Read through the data and report every line in which the word "methods" occurs.
--- begin ---
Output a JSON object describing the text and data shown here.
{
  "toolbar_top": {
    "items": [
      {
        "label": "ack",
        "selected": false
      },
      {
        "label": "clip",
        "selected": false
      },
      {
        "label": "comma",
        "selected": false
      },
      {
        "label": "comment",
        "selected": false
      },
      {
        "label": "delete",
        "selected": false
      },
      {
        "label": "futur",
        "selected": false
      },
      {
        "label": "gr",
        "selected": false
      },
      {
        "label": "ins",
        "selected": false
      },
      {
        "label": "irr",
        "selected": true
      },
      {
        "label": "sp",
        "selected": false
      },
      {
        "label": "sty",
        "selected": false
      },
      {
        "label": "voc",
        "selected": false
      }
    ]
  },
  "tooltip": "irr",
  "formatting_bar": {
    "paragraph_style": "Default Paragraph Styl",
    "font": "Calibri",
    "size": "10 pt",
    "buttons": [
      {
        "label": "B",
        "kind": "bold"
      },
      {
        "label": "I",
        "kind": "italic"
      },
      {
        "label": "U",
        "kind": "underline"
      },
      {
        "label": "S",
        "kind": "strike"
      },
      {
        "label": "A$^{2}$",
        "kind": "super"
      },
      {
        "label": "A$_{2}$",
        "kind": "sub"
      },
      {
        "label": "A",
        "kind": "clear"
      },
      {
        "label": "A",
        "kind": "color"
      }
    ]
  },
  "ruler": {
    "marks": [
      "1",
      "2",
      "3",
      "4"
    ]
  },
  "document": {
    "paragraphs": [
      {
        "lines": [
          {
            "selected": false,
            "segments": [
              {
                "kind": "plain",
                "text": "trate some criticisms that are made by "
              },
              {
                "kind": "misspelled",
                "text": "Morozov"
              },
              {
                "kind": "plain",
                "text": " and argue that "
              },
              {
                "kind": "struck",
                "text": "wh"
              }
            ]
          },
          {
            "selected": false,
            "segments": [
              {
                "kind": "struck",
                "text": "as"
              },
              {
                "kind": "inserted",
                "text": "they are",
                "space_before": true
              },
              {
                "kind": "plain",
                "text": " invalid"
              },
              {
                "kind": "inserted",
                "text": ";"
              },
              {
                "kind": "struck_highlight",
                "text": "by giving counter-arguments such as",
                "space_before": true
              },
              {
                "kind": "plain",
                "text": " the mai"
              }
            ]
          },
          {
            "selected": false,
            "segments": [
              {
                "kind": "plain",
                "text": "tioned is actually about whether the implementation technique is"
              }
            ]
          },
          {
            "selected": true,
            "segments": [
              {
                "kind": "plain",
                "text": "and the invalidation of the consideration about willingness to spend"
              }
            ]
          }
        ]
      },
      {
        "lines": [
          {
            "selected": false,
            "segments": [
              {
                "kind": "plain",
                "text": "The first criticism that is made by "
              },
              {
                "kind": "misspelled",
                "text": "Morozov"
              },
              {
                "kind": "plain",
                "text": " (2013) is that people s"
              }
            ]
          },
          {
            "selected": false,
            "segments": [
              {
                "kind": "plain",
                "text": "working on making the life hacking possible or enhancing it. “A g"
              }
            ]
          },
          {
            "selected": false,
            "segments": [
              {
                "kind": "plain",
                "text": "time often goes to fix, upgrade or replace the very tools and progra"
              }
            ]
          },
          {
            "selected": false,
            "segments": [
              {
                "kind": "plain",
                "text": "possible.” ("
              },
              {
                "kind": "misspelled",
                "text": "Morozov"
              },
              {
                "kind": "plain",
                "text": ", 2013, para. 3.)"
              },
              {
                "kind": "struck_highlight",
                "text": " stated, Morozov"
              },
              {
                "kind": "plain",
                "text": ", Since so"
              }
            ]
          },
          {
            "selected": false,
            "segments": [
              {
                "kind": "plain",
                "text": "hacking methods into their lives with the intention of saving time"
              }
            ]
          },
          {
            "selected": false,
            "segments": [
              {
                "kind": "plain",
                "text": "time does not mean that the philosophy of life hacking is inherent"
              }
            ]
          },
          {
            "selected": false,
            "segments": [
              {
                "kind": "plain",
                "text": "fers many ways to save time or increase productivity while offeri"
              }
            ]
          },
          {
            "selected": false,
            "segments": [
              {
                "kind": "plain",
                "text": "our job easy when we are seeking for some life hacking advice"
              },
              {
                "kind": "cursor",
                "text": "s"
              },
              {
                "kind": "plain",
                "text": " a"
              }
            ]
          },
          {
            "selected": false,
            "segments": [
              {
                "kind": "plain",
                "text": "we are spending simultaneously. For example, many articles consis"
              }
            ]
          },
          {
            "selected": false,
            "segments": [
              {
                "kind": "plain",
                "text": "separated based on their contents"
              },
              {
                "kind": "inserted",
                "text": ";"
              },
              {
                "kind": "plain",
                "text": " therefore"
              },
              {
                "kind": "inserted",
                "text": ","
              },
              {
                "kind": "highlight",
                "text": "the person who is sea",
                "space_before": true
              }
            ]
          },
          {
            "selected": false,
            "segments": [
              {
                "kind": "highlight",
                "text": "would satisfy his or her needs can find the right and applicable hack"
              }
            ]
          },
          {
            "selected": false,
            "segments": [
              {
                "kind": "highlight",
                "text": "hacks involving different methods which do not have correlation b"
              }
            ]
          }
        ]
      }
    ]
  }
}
--- end ---
* RESULT *
                "text": "hacking methods into their lives with the intention of saving time"
                "text": "hacks involving different methods which do not have correlation b"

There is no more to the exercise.